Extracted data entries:
- - - -

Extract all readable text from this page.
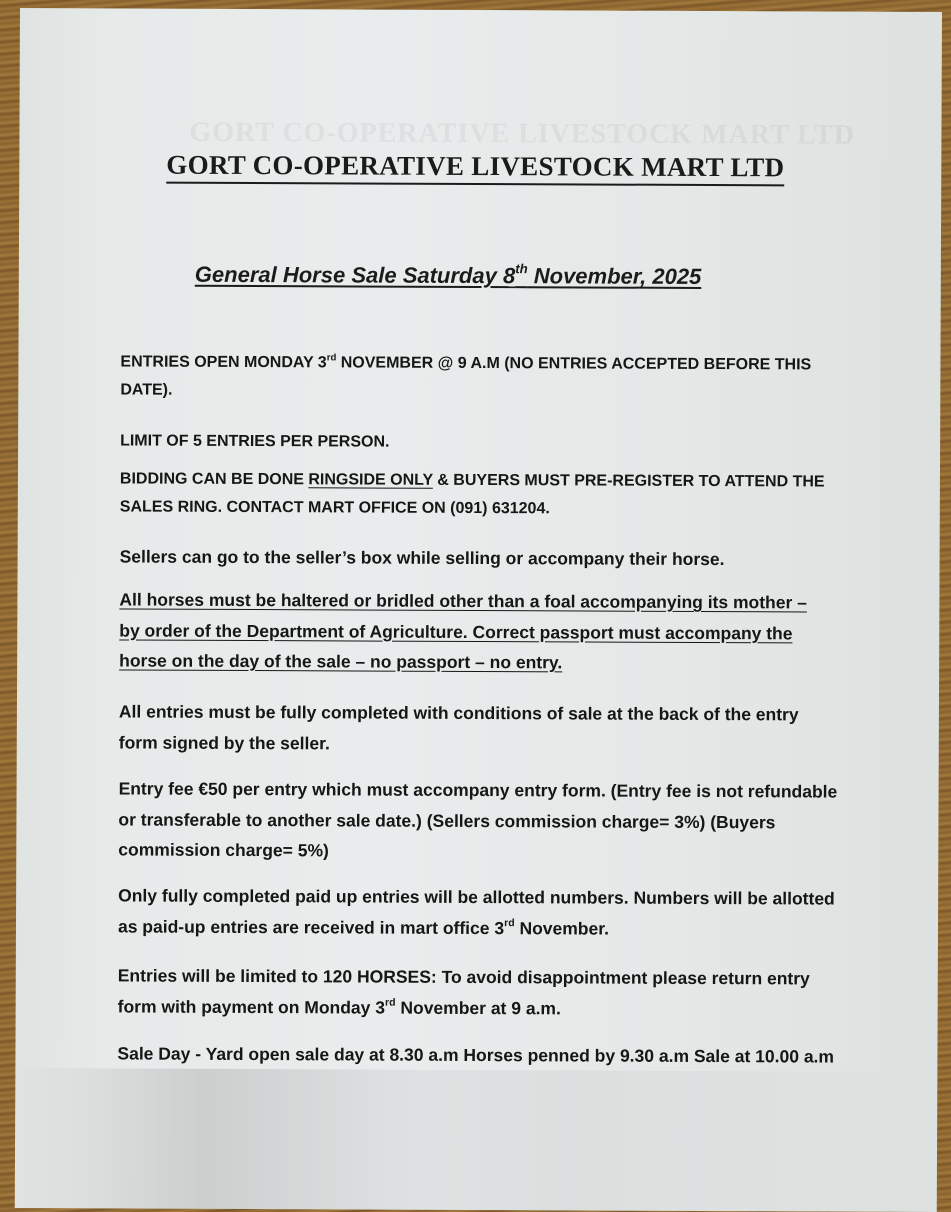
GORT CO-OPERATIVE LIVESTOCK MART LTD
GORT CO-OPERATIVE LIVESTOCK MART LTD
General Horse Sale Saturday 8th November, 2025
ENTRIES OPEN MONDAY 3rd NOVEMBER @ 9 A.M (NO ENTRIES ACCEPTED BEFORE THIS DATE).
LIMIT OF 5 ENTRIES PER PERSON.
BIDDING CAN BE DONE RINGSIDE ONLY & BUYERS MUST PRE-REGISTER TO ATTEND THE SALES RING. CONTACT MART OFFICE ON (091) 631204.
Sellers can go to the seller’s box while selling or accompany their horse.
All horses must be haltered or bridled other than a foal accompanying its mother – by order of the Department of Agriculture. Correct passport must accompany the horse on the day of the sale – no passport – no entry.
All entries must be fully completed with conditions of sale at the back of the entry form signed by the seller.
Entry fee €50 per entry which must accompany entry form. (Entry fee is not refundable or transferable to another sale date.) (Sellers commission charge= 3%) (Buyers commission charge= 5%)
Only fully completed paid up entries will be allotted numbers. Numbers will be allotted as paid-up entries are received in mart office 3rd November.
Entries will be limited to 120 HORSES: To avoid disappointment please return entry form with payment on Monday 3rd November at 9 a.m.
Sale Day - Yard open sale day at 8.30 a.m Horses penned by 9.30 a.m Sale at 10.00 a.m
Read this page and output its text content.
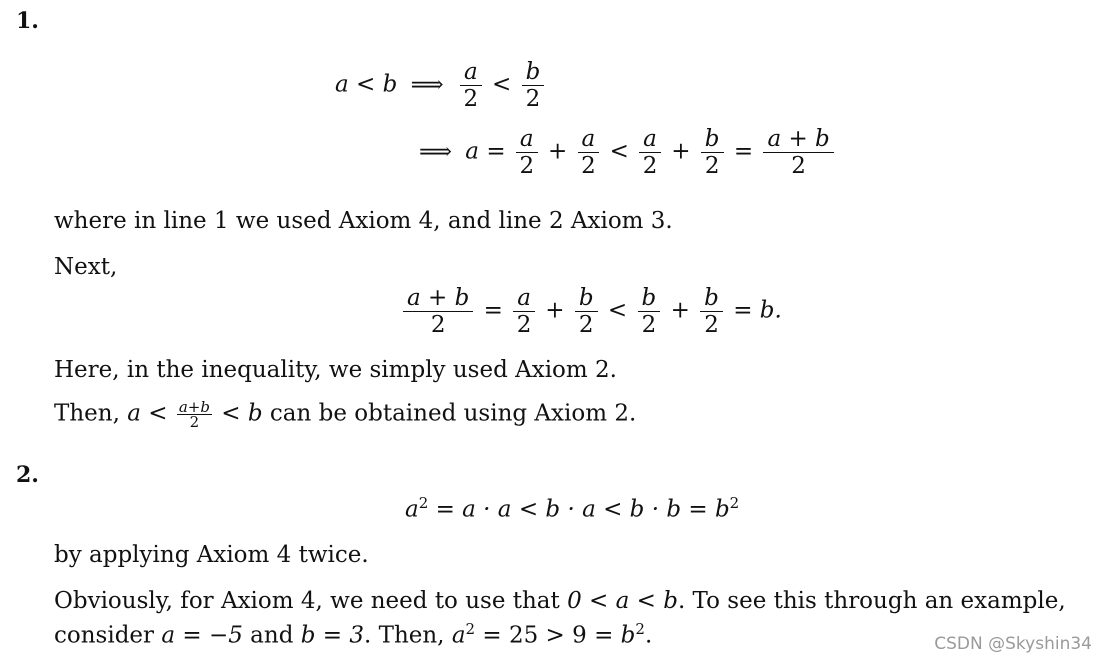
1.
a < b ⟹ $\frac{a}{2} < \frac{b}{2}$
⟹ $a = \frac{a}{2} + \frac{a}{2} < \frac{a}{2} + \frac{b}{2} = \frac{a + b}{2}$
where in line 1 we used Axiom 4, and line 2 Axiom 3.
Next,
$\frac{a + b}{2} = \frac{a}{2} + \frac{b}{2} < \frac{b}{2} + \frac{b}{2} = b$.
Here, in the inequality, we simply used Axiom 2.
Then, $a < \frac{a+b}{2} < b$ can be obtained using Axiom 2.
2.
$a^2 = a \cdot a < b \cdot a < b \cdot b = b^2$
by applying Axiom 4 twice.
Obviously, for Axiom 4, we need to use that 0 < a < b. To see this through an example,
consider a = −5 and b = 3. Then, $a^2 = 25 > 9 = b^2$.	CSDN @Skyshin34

- - - -

What is required
From the entries above, copy every line that holds the word "text".

Full response
Extract all readable text from this page.
Read this page and output its text content.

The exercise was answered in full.